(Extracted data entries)
↓↓↓

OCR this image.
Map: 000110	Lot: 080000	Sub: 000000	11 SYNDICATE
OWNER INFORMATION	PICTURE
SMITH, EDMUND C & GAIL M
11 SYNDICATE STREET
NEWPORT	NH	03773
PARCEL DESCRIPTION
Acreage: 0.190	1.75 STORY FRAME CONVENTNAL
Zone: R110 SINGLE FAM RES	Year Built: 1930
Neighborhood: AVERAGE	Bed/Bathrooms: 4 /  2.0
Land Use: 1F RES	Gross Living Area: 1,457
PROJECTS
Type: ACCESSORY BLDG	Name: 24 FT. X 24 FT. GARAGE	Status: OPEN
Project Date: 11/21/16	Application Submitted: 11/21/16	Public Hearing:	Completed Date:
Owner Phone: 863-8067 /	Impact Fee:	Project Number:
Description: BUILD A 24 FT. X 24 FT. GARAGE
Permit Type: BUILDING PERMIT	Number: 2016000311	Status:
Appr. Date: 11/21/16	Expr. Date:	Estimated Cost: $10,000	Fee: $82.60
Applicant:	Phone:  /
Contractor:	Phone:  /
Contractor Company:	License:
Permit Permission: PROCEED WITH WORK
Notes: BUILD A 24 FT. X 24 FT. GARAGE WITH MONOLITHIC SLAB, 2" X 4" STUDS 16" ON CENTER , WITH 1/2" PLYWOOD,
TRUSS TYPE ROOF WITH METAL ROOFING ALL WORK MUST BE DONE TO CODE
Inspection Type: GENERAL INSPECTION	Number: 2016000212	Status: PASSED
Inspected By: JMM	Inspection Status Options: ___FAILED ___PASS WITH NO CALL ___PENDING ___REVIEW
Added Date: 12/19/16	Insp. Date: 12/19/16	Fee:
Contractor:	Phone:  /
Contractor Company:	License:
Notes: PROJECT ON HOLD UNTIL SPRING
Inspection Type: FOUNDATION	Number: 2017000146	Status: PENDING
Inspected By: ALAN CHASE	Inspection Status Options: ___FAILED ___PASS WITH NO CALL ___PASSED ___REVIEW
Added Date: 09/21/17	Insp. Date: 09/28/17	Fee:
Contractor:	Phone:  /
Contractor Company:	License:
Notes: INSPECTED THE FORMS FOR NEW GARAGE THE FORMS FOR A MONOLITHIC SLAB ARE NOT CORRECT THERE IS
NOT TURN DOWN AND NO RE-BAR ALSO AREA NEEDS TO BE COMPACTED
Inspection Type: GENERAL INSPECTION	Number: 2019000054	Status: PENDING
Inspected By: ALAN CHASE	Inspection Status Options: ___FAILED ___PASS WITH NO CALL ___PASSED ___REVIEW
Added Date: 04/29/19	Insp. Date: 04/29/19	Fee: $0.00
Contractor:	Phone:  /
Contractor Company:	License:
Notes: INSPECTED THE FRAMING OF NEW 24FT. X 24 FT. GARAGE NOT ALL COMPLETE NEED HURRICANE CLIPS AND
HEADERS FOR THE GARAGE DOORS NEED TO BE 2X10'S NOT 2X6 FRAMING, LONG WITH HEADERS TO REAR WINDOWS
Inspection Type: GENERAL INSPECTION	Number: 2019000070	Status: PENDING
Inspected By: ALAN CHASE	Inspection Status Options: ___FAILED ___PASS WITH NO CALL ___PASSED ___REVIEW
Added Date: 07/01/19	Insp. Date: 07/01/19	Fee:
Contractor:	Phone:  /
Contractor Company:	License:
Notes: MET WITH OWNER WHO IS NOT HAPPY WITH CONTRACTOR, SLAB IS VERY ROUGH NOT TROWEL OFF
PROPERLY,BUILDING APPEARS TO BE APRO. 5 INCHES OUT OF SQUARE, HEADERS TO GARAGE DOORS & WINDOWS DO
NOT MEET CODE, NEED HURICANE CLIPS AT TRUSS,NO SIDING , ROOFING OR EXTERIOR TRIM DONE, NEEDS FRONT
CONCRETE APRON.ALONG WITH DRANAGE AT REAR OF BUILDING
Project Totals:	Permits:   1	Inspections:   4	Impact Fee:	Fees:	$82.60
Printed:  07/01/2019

↑↑↑

→ **Short exercise**
Repeat the preceding lines exactly, please, every one of them.

→ **Exercise answer**
OCR this image.
Map: 000110	Lot: 080000	Sub: 000000	11 SYNDICATE
OWNER INFORMATION	PICTURE
SMITH, EDMUND C & GAIL M
11 SYNDICATE STREET
NEWPORT	NH	03773
PARCEL DESCRIPTION
Acreage: 0.190	1.75 STORY FRAME CONVENTNAL
Zone: R110 SINGLE FAM RES	Year Built: 1930
Neighborhood: AVERAGE	Bed/Bathrooms: 4 /  2.0
Land Use: 1F RES	Gross Living Area: 1,457
PROJECTS
Type: ACCESSORY BLDG	Name: 24 FT. X 24 FT. GARAGE	Status: OPEN
Project Date: 11/21/16	Application Submitted: 11/21/16	Public Hearing:	Completed Date:
Owner Phone: 863-8067 /	Impact Fee:	Project Number:
Description: BUILD A 24 FT. X 24 FT. GARAGE
Permit Type: BUILDING PERMIT	Number: 2016000311	Status:
Appr. Date: 11/21/16	Expr. Date:	Estimated Cost: $10,000	Fee: $82.60
Applicant:	Phone:  /
Contractor:	Phone:  /
Contractor Company:	License:
Permit Permission: PROCEED WITH WORK
Notes: BUILD A 24 FT. X 24 FT. GARAGE WITH MONOLITHIC SLAB, 2" X 4" STUDS 16" ON CENTER , WITH 1/2" PLYWOOD,
TRUSS TYPE ROOF WITH METAL ROOFING ALL WORK MUST BE DONE TO CODE
Inspection Type: GENERAL INSPECTION	Number: 2016000212	Status: PASSED
Inspected By: JMM	Inspection Status Options: ___FAILED ___PASS WITH NO CALL ___PENDING ___REVIEW
Added Date: 12/19/16	Insp. Date: 12/19/16	Fee:
Contractor:	Phone:  /
Contractor Company:	License:
Notes: PROJECT ON HOLD UNTIL SPRING
Inspection Type: FOUNDATION	Number: 2017000146	Status: PENDING
Inspected By: ALAN CHASE	Inspection Status Options: ___FAILED ___PASS WITH NO CALL ___PASSED ___REVIEW
Added Date: 09/21/17	Insp. Date: 09/28/17	Fee:
Contractor:	Phone:  /
Contractor Company:	License:
Notes: INSPECTED THE FORMS FOR NEW GARAGE THE FORMS FOR A MONOLITHIC SLAB ARE NOT CORRECT THERE IS
NOT TURN DOWN AND NO RE-BAR ALSO AREA NEEDS TO BE COMPACTED
Inspection Type: GENERAL INSPECTION	Number: 2019000054	Status: PENDING
Inspected By: ALAN CHASE	Inspection Status Options: ___FAILED ___PASS WITH NO CALL ___PASSED ___REVIEW
Added Date: 04/29/19	Insp. Date: 04/29/19	Fee: $0.00
Contractor:	Phone:  /
Contractor Company:	License:
Notes: INSPECTED THE FRAMING OF NEW 24FT. X 24 FT. GARAGE NOT ALL COMPLETE NEED HURRICANE CLIPS AND
HEADERS FOR THE GARAGE DOORS NEED TO BE 2X10'S NOT 2X6 FRAMING, LONG WITH HEADERS TO REAR WINDOWS
Inspection Type: GENERAL INSPECTION	Number: 2019000070	Status: PENDING
Inspected By: ALAN CHASE	Inspection Status Options: ___FAILED ___PASS WITH NO CALL ___PASSED ___REVIEW
Added Date: 07/01/19	Insp. Date: 07/01/19	Fee:
Contractor:	Phone:  /
Contractor Company:	License:
Notes: MET WITH OWNER WHO IS NOT HAPPY WITH CONTRACTOR, SLAB IS VERY ROUGH NOT TROWEL OFF
PROPERLY,BUILDING APPEARS TO BE APRO. 5 INCHES OUT OF SQUARE, HEADERS TO GARAGE DOORS & WINDOWS DO
NOT MEET CODE, NEED HURICANE CLIPS AT TRUSS,NO SIDING , ROOFING OR EXTERIOR TRIM DONE, NEEDS FRONT
CONCRETE APRON.ALONG WITH DRANAGE AT REAR OF BUILDING
Project Totals:	Permits:   1	Inspections:   4	Impact Fee:	Fees:	$82.60
Printed:  07/01/2019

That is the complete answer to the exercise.